## [Recorded data]

┏━━

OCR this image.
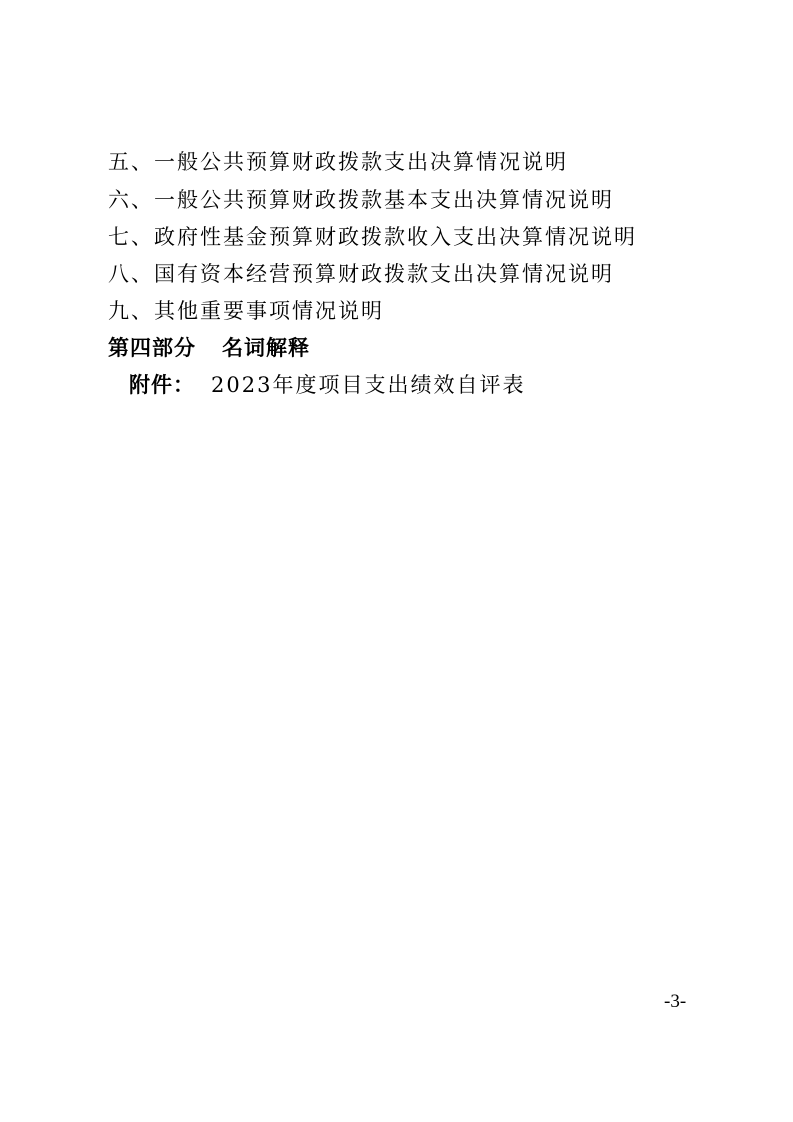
五、一般公共预算财政拨款支出决算情况说明
六、一般公共预算财政拨款基本支出决算情况说明
七、政府性基金预算财政拨款收入支出决算情况说明
八、国有资本经营预算财政拨款支出决算情况说明
九、其他重要事项情况说明
第四部分 名词解释
附件： 2023年度项目支出绩效自评表
-3-
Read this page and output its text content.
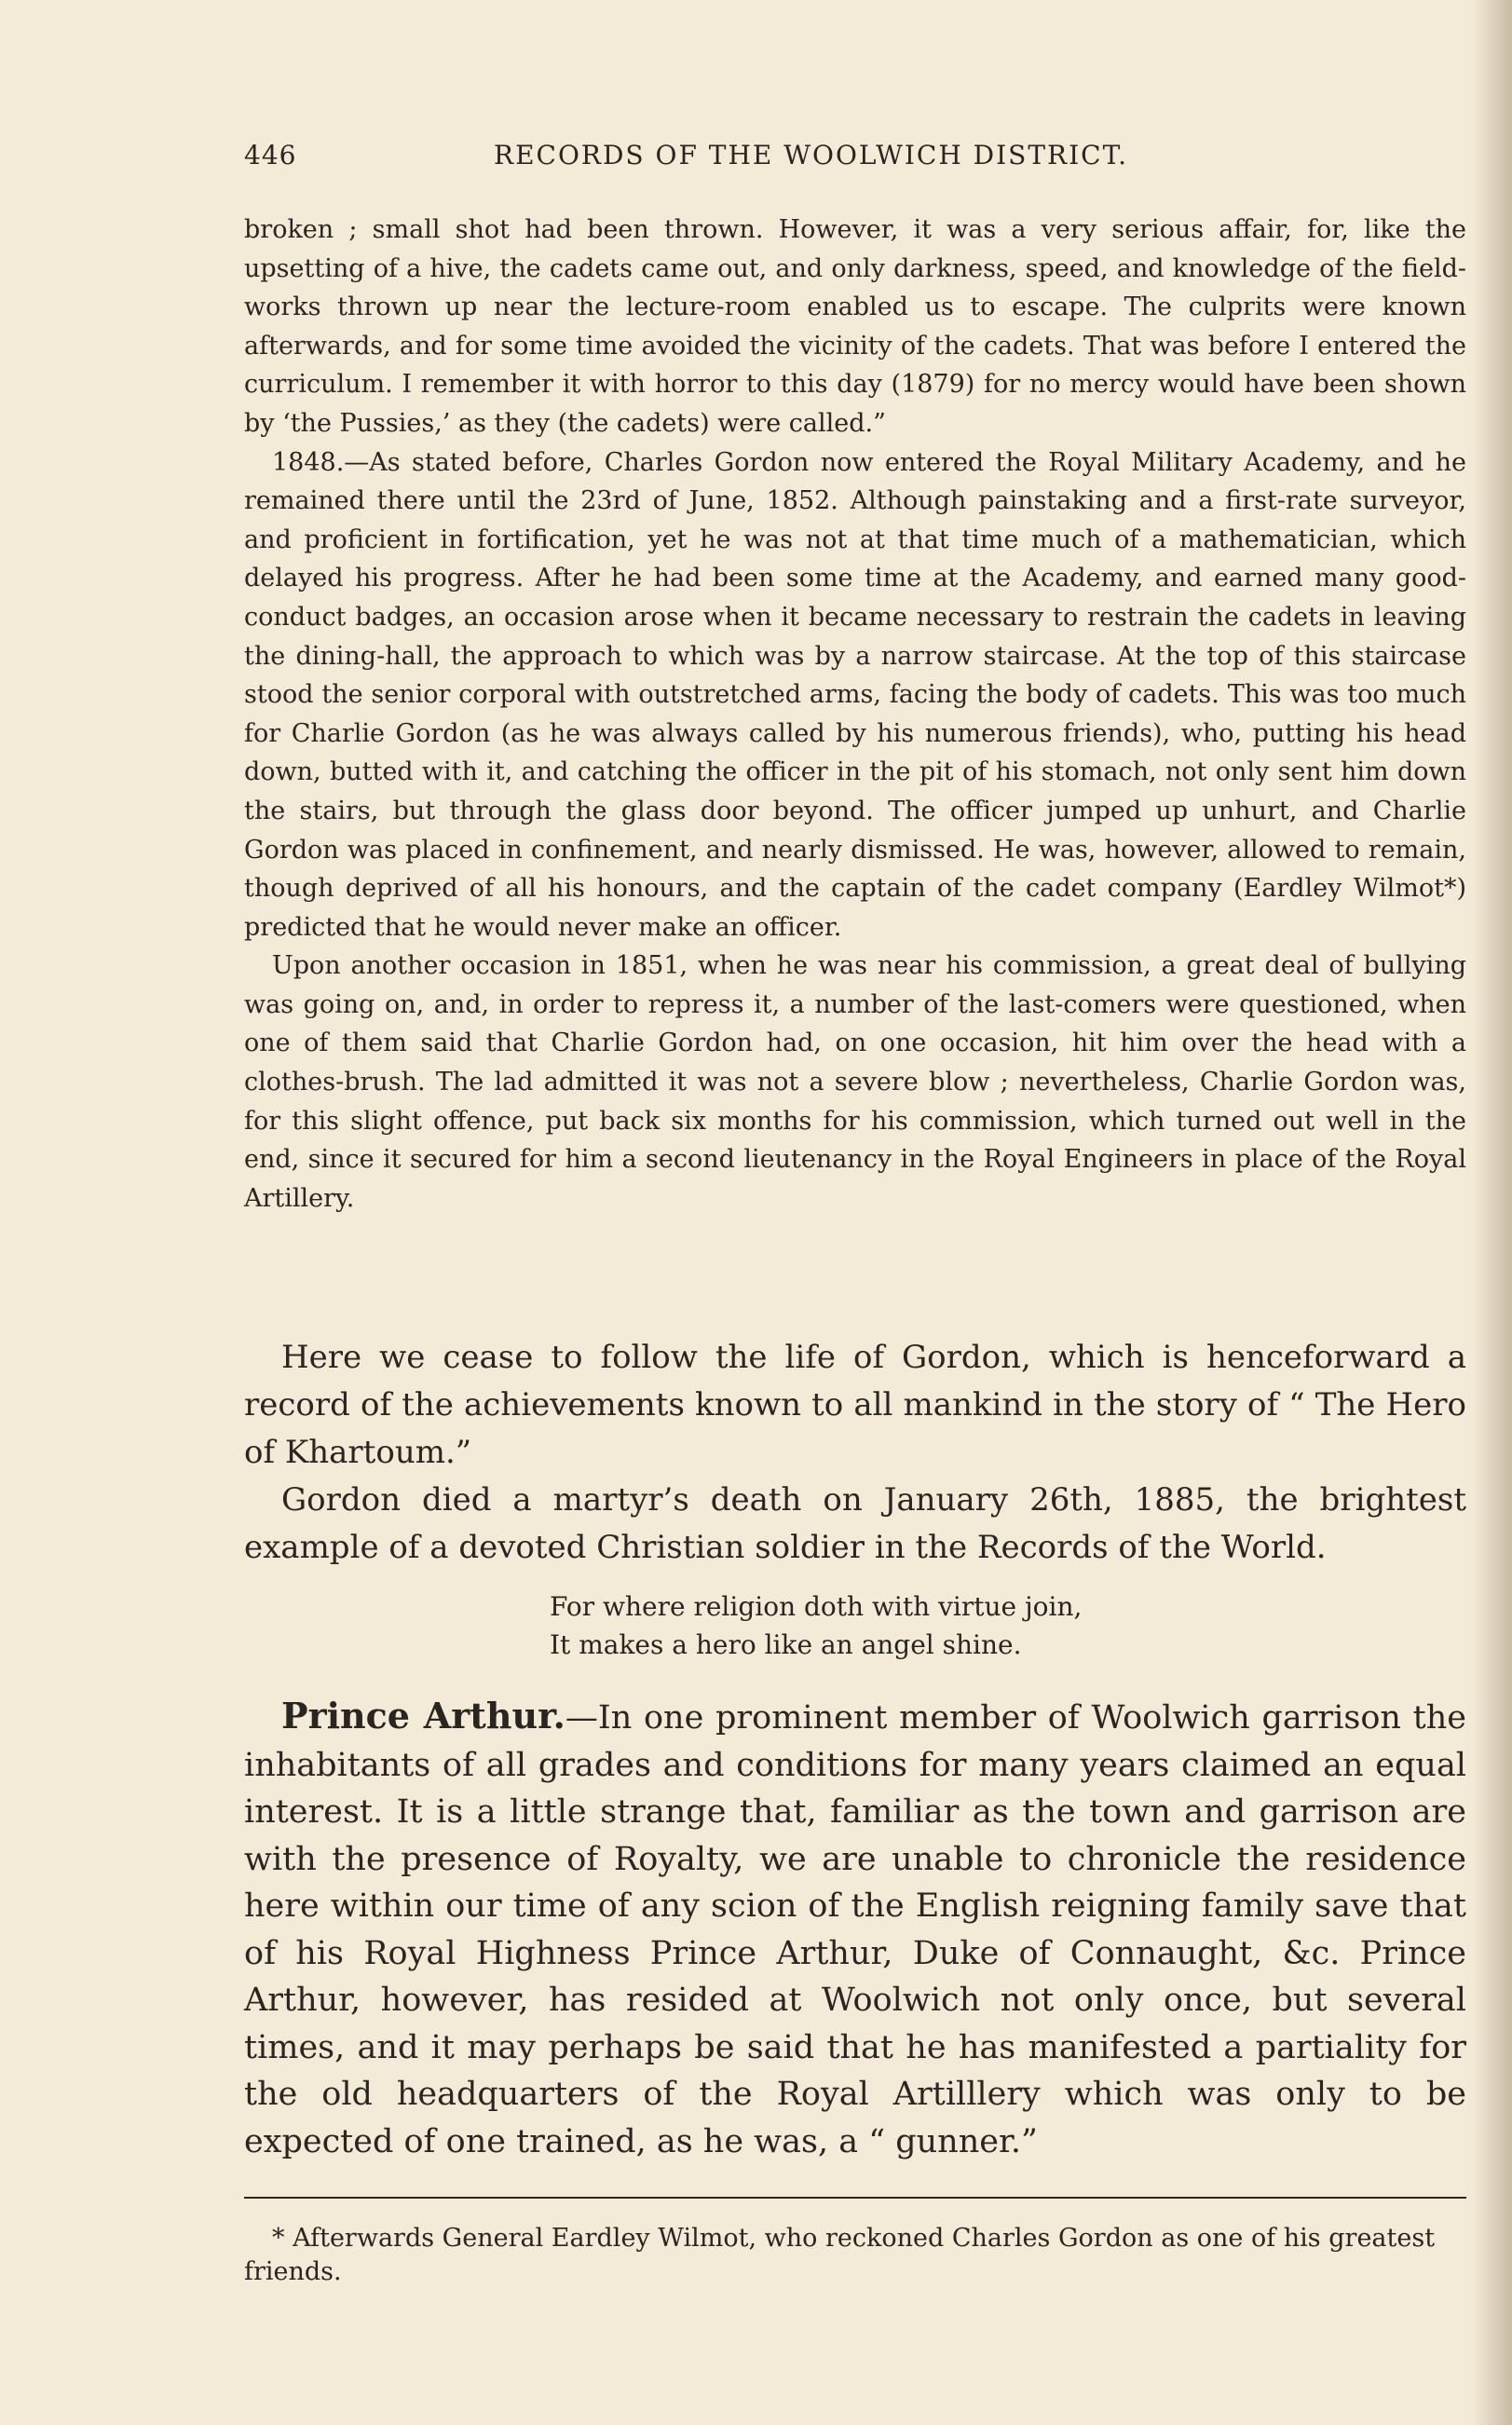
446	RECORDS OF THE WOOLWICH DISTRICT.

broken ; small shot had been thrown. However, it was a very serious affair, for, like the upsetting of a hive, the cadets came out, and only darkness, speed, and knowledge of the field-works thrown up near the lecture-room enabled us to escape. The culprits were known afterwards, and for some time avoided the vicinity of the cadets. That was before I entered the curriculum. I remember it with horror to this day (1879) for no mercy would have been shown by ‘the Pussies,’ as they (the cadets) were called.”

1848.—As stated before, Charles Gordon now entered the Royal Military Academy, and he remained there until the 23rd of June, 1852. Although painstaking and a first-rate surveyor, and proficient in fortification, yet he was not at that time much of a mathematician, which delayed his progress. After he had been some time at the Academy, and earned many good-conduct badges, an occasion arose when it became necessary to restrain the cadets in leaving the dining-hall, the approach to which was by a narrow staircase. At the top of this staircase stood the senior corporal with outstretched arms, facing the body of cadets. This was too much for Charlie Gordon (as he was always called by his numerous friends), who, putting his head down, butted with it, and catching the officer in the pit of his stomach, not only sent him down the stairs, but through the glass door beyond. The officer jumped up unhurt, and Charlie Gordon was placed in confinement, and nearly dismissed. He was, however, allowed to remain, though deprived of all his honours, and the captain of the cadet company (Eardley Wilmot*) predicted that he would never make an officer.

Upon another occasion in 1851, when he was near his commission, a great deal of bullying was going on, and, in order to repress it, a number of the last-comers were questioned, when one of them said that Charlie Gordon had, on one occasion, hit him over the head with a clothes-brush. The lad admitted it was not a severe blow ; nevertheless, Charlie Gordon was, for this slight offence, put back six months for his commission, which turned out well in the end, since it secured for him a second lieutenancy in the Royal Engineers in place of the Royal Artillery.

Here we cease to follow the life of Gordon, which is henceforward a record of the achievements known to all mankind in the story of “ The Hero of Khartoum.”

Gordon died a martyr’s death on January 26th, 1885, the brightest example of a devoted Christian soldier in the Records of the World.

For where religion doth with virtue join,
It makes a hero like an angel shine.

Prince Arthur.—In one prominent member of Woolwich garrison the inhabitants of all grades and conditions for many years claimed an equal interest. It is a little strange that, familiar as the town and garrison are with the presence of Royalty, we are unable to chronicle the residence here within our time of any scion of the English reigning family save that of his Royal Highness Prince Arthur, Duke of Connaught, &c. Prince Arthur, however, has resided at Woolwich not only once, but several times, and it may perhaps be said that he has manifested a partiality for the old headquarters of the Royal Artilllery which was only to be expected of one trained, as he was, a “ gunner.”

* Afterwards General Eardley Wilmot, who reckoned Charles Gordon as one of his greatest friends.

┗━━

## [GIVEN TASK]
Write out the records above once more, word for word, with no pictures.

## [CORRECT ANSWER]
OCR this image.
五、一般公共预算财政拨款支出决算情况说明
六、一般公共预算财政拨款基本支出决算情况说明
七、政府性基金预算财政拨款收入支出决算情况说明
八、国有资本经营预算财政拨款支出决算情况说明
九、其他重要事项情况说明
第四部分 名词解释
附件： 2023年度项目支出绩效自评表
-3-
Read this page and output its text content.
446	RECORDS OF THE WOOLWICH DISTRICT.

broken ; small shot had been thrown. However, it was a very serious affair, for, like the upsetting of a hive, the cadets came out, and only darkness, speed, and knowledge of the field-works thrown up near the lecture-room enabled us to escape. The culprits were known afterwards, and for some time avoided the vicinity of the cadets. That was before I entered the curriculum. I remember it with horror to this day (1879) for no mercy would have been shown by ‘the Pussies,’ as they (the cadets) were called.”

1848.—As stated before, Charles Gordon now entered the Royal Military Academy, and he remained there until the 23rd of June, 1852. Although painstaking and a first-rate surveyor, and proficient in fortification, yet he was not at that time much of a mathematician, which delayed his progress. After he had been some time at the Academy, and earned many good-conduct badges, an occasion arose when it became necessary to restrain the cadets in leaving the dining-hall, the approach to which was by a narrow staircase. At the top of this staircase stood the senior corporal with outstretched arms, facing the body of cadets. This was too much for Charlie Gordon (as he was always called by his numerous friends), who, putting his head down, butted with it, and catching the officer in the pit of his stomach, not only sent him down the stairs, but through the glass door beyond. The officer jumped up unhurt, and Charlie Gordon was placed in confinement, and nearly dismissed. He was, however, allowed to remain, though deprived of all his honours, and the captain of the cadet company (Eardley Wilmot*) predicted that he would never make an officer.

Upon another occasion in 1851, when he was near his commission, a great deal of bullying was going on, and, in order to repress it, a number of the last-comers were questioned, when one of them said that Charlie Gordon had, on one occasion, hit him over the head with a clothes-brush. The lad admitted it was not a severe blow ; nevertheless, Charlie Gordon was, for this slight offence, put back six months for his commission, which turned out well in the end, since it secured for him a second lieutenancy in the Royal Engineers in place of the Royal Artillery.

Here we cease to follow the life of Gordon, which is henceforward a record of the achievements known to all mankind in the story of “ The Hero of Khartoum.”

Gordon died a martyr’s death on January 26th, 1885, the brightest example of a devoted Christian soldier in the Records of the World.

For where religion doth with virtue join,
It makes a hero like an angel shine.

Prince Arthur.—In one prominent member of Woolwich garrison the inhabitants of all grades and conditions for many years claimed an equal interest. It is a little strange that, familiar as the town and garrison are with the presence of Royalty, we are unable to chronicle the residence here within our time of any scion of the English reigning family save that of his Royal Highness Prince Arthur, Duke of Connaught, &c. Prince Arthur, however, has resided at Woolwich not only once, but several times, and it may perhaps be said that he has manifested a partiality for the old headquarters of the Royal Artilllery which was only to be expected of one trained, as he was, a “ gunner.”

* Afterwards General Eardley Wilmot, who reckoned Charles Gordon as one of his greatest friends.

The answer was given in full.